| Aim |
Output each line exactly as it appears, skipping any embedded picture.
###
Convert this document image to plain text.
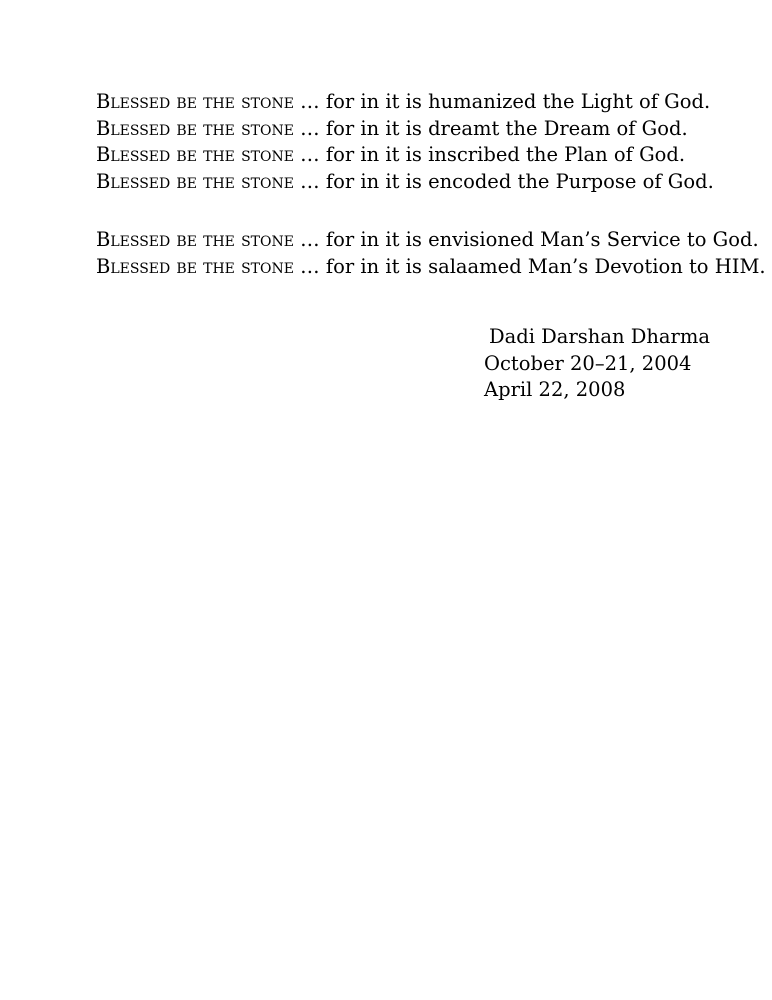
Blessed be the stone … for in it is humanized the Light of God.
Blessed be the stone … for in it is dreamt the Dream of God.
Blessed be the stone … for in it is inscribed the Plan of God.
Blessed be the stone … for in it is encoded the Purpose of God.
Blessed be the stone … for in it is envisioned Man’s Service to God.
Blessed be the stone … for in it is salaamed Man’s Devotion to HIM.
Dadi Darshan Dharma
October 20–21, 2004
April 22, 2008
###
| Completed task |
Convert this document image to plain text.
Blessed be the stone … for in it is humanized the Light of God.
Blessed be the stone … for in it is dreamt the Dream of God.
Blessed be the stone … for in it is inscribed the Plan of God.
Blessed be the stone … for in it is encoded the Purpose of God.
Blessed be the stone … for in it is envisioned Man’s Service to God.
Blessed be the stone … for in it is salaamed Man’s Devotion to HIM.
Dadi Darshan Dharma
October 20–21, 2004
April 22, 2008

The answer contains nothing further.